*** Records for this exercise ***

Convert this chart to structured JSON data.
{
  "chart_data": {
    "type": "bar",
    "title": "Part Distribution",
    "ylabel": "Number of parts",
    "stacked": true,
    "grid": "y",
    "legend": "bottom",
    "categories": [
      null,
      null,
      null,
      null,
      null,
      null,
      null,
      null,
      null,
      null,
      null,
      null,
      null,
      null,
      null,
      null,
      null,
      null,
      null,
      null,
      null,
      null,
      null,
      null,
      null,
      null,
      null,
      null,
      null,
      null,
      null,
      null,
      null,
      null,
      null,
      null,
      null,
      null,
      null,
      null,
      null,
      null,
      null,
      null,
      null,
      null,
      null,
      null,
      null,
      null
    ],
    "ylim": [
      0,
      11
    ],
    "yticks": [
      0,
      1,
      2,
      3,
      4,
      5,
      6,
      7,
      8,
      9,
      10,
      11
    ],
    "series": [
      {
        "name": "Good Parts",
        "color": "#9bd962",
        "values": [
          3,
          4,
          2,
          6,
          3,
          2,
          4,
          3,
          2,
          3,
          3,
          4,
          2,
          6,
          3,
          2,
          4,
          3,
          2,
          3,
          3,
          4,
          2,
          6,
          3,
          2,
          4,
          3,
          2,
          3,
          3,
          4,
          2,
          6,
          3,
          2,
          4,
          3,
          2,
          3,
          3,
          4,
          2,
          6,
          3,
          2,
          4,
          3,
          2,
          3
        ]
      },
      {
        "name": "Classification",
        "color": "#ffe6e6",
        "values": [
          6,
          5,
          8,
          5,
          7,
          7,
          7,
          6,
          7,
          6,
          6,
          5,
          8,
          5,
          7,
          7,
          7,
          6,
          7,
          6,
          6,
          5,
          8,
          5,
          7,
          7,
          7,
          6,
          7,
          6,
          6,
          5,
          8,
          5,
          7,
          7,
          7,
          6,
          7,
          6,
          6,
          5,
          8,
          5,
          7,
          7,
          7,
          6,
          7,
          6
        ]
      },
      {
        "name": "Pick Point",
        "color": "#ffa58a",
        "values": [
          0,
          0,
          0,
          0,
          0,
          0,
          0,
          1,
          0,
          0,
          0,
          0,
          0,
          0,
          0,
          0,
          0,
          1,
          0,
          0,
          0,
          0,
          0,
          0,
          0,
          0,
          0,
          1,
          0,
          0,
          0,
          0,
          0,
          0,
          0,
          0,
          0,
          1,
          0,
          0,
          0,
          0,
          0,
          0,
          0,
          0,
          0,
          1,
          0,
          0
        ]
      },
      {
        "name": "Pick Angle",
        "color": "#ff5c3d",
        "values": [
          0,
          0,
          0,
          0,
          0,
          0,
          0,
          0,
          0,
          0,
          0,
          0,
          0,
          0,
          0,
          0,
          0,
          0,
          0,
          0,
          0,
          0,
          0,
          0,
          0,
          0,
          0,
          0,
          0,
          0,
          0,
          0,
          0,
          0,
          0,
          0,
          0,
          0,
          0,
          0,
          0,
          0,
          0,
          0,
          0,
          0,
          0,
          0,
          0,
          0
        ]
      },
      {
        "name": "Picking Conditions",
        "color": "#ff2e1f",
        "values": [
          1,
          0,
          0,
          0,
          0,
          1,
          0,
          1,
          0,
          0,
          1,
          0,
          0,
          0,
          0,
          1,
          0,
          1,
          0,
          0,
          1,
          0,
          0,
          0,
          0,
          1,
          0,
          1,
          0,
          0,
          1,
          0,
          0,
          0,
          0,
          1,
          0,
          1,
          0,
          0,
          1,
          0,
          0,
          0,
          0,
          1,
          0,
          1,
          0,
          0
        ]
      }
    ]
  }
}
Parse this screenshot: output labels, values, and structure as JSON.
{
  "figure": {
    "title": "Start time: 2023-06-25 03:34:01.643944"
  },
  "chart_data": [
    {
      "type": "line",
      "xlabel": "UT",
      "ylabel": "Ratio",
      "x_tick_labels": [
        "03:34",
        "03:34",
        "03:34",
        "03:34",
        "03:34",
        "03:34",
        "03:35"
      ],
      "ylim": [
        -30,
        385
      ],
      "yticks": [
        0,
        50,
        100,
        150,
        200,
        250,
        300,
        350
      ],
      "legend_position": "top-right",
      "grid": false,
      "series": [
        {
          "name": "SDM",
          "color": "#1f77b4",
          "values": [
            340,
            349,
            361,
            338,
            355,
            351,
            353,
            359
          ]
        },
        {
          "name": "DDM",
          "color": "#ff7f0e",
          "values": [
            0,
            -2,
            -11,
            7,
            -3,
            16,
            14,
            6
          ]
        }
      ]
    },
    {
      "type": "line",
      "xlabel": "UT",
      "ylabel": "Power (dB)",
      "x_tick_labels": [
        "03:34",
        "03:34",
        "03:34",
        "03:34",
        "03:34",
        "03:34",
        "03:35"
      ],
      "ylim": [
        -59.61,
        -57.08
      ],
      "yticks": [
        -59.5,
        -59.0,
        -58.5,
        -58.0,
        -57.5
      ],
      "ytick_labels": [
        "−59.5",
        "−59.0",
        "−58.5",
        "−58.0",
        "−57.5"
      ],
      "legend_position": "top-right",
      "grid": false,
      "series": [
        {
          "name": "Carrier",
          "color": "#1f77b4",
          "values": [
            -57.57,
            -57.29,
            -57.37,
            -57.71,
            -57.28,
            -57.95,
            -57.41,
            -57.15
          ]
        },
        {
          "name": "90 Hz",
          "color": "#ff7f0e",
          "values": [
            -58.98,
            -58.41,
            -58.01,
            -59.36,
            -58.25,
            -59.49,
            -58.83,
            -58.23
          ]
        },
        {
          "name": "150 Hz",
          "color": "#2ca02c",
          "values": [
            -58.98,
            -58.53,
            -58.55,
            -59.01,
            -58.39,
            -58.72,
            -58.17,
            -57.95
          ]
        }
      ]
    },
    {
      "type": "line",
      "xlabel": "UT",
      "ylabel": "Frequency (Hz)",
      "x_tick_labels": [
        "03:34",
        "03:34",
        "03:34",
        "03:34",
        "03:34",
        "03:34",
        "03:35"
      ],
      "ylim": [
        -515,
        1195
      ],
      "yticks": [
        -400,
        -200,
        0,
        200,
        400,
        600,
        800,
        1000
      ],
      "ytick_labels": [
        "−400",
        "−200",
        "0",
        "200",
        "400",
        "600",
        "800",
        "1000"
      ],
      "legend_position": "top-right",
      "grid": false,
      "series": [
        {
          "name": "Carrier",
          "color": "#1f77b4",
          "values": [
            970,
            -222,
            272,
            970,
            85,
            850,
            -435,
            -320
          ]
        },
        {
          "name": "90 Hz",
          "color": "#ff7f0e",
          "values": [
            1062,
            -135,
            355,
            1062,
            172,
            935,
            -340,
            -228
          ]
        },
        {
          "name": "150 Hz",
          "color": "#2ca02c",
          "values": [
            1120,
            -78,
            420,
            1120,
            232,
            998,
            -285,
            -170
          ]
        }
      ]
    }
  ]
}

***

Please repeat the listing exactly, with nothing left out.

**Exercise response:**
Convert this chart to structured JSON data.
{
  "chart_data": {
    "type": "bar",
    "title": "Part Distribution",
    "ylabel": "Number of parts",
    "stacked": true,
    "grid": "y",
    "legend": "bottom",
    "categories": [
      null,
      null,
      null,
      null,
      null,
      null,
      null,
      null,
      null,
      null,
      null,
      null,
      null,
      null,
      null,
      null,
      null,
      null,
      null,
      null,
      null,
      null,
      null,
      null,
      null,
      null,
      null,
      null,
      null,
      null,
      null,
      null,
      null,
      null,
      null,
      null,
      null,
      null,
      null,
      null,
      null,
      null,
      null,
      null,
      null,
      null,
      null,
      null,
      null,
      null
    ],
    "ylim": [
      0,
      11
    ],
    "yticks": [
      0,
      1,
      2,
      3,
      4,
      5,
      6,
      7,
      8,
      9,
      10,
      11
    ],
    "series": [
      {
        "name": "Good Parts",
        "color": "#9bd962",
        "values": [
          3,
          4,
          2,
          6,
          3,
          2,
          4,
          3,
          2,
          3,
          3,
          4,
          2,
          6,
          3,
          2,
          4,
          3,
          2,
          3,
          3,
          4,
          2,
          6,
          3,
          2,
          4,
          3,
          2,
          3,
          3,
          4,
          2,
          6,
          3,
          2,
          4,
          3,
          2,
          3,
          3,
          4,
          2,
          6,
          3,
          2,
          4,
          3,
          2,
          3
        ]
      },
      {
        "name": "Classification",
        "color": "#ffe6e6",
        "values": [
          6,
          5,
          8,
          5,
          7,
          7,
          7,
          6,
          7,
          6,
          6,
          5,
          8,
          5,
          7,
          7,
          7,
          6,
          7,
          6,
          6,
          5,
          8,
          5,
          7,
          7,
          7,
          6,
          7,
          6,
          6,
          5,
          8,
          5,
          7,
          7,
          7,
          6,
          7,
          6,
          6,
          5,
          8,
          5,
          7,
          7,
          7,
          6,
          7,
          6
        ]
      },
      {
        "name": "Pick Point",
        "color": "#ffa58a",
        "values": [
          0,
          0,
          0,
          0,
          0,
          0,
          0,
          1,
          0,
          0,
          0,
          0,
          0,
          0,
          0,
          0,
          0,
          1,
          0,
          0,
          0,
          0,
          0,
          0,
          0,
          0,
          0,
          1,
          0,
          0,
          0,
          0,
          0,
          0,
          0,
          0,
          0,
          1,
          0,
          0,
          0,
          0,
          0,
          0,
          0,
          0,
          0,
          1,
          0,
          0
        ]
      },
      {
        "name": "Pick Angle",
        "color": "#ff5c3d",
        "values": [
          0,
          0,
          0,
          0,
          0,
          0,
          0,
          0,
          0,
          0,
          0,
          0,
          0,
          0,
          0,
          0,
          0,
          0,
          0,
          0,
          0,
          0,
          0,
          0,
          0,
          0,
          0,
          0,
          0,
          0,
          0,
          0,
          0,
          0,
          0,
          0,
          0,
          0,
          0,
          0,
          0,
          0,
          0,
          0,
          0,
          0,
          0,
          0,
          0,
          0
        ]
      },
      {
        "name": "Picking Conditions",
        "color": "#ff2e1f",
        "values": [
          1,
          0,
          0,
          0,
          0,
          1,
          0,
          1,
          0,
          0,
          1,
          0,
          0,
          0,
          0,
          1,
          0,
          1,
          0,
          0,
          1,
          0,
          0,
          0,
          0,
          1,
          0,
          1,
          0,
          0,
          1,
          0,
          0,
          0,
          0,
          1,
          0,
          1,
          0,
          0,
          1,
          0,
          0,
          0,
          0,
          1,
          0,
          1,
          0,
          0
        ]
      }
    ]
  }
}
Parse this screenshot: output labels, values, and structure as JSON.
{
  "figure": {
    "title": "Start time: 2023-06-25 03:34:01.643944"
  },
  "chart_data": [
    {
      "type": "line",
      "xlabel": "UT",
      "ylabel": "Ratio",
      "x_tick_labels": [
        "03:34",
        "03:34",
        "03:34",
        "03:34",
        "03:34",
        "03:34",
        "03:35"
      ],
      "ylim": [
        -30,
        385
      ],
      "yticks": [
        0,
        50,
        100,
        150,
        200,
        250,
        300,
        350
      ],
      "legend_position": "top-right",
      "grid": false,
      "series": [
        {
          "name": "SDM",
          "color": "#1f77b4",
          "values": [
            340,
            349,
            361,
            338,
            355,
            351,
            353,
            359
          ]
        },
        {
          "name": "DDM",
          "color": "#ff7f0e",
          "values": [
            0,
            -2,
            -11,
            7,
            -3,
            16,
            14,
            6
          ]
        }
      ]
    },
    {
      "type": "line",
      "xlabel": "UT",
      "ylabel": "Power (dB)",
      "x_tick_labels": [
        "03:34",
        "03:34",
        "03:34",
        "03:34",
        "03:34",
        "03:34",
        "03:35"
      ],
      "ylim": [
        -59.61,
        -57.08
      ],
      "yticks": [
        -59.5,
        -59.0,
        -58.5,
        -58.0,
        -57.5
      ],
      "ytick_labels": [
        "−59.5",
        "−59.0",
        "−58.5",
        "−58.0",
        "−57.5"
      ],
      "legend_position": "top-right",
      "grid": false,
      "series": [
        {
          "name": "Carrier",
          "color": "#1f77b4",
          "values": [
            -57.57,
            -57.29,
            -57.37,
            -57.71,
            -57.28,
            -57.95,
            -57.41,
            -57.15
          ]
        },
        {
          "name": "90 Hz",
          "color": "#ff7f0e",
          "values": [
            -58.98,
            -58.41,
            -58.01,
            -59.36,
            -58.25,
            -59.49,
            -58.83,
            -58.23
          ]
        },
        {
          "name": "150 Hz",
          "color": "#2ca02c",
          "values": [
            -58.98,
            -58.53,
            -58.55,
            -59.01,
            -58.39,
            -58.72,
            -58.17,
            -57.95
          ]
        }
      ]
    },
    {
      "type": "line",
      "xlabel": "UT",
      "ylabel": "Frequency (Hz)",
      "x_tick_labels": [
        "03:34",
        "03:34",
        "03:34",
        "03:34",
        "03:34",
        "03:34",
        "03:35"
      ],
      "ylim": [
        -515,
        1195
      ],
      "yticks": [
        -400,
        -200,
        0,
        200,
        400,
        600,
        800,
        1000
      ],
      "ytick_labels": [
        "−400",
        "−200",
        "0",
        "200",
        "400",
        "600",
        "800",
        "1000"
      ],
      "legend_position": "top-right",
      "grid": false,
      "series": [
        {
          "name": "Carrier",
          "color": "#1f77b4",
          "values": [
            970,
            -222,
            272,
            970,
            85,
            850,
            -435,
            -320
          ]
        },
        {
          "name": "90 Hz",
          "color": "#ff7f0e",
          "values": [
            1062,
            -135,
            355,
            1062,
            172,
            935,
            -340,
            -228
          ]
        },
        {
          "name": "150 Hz",
          "color": "#2ca02c",
          "values": [
            1120,
            -78,
            420,
            1120,
            232,
            998,
            -285,
            -170
          ]
        }
      ]
    }
  ]
}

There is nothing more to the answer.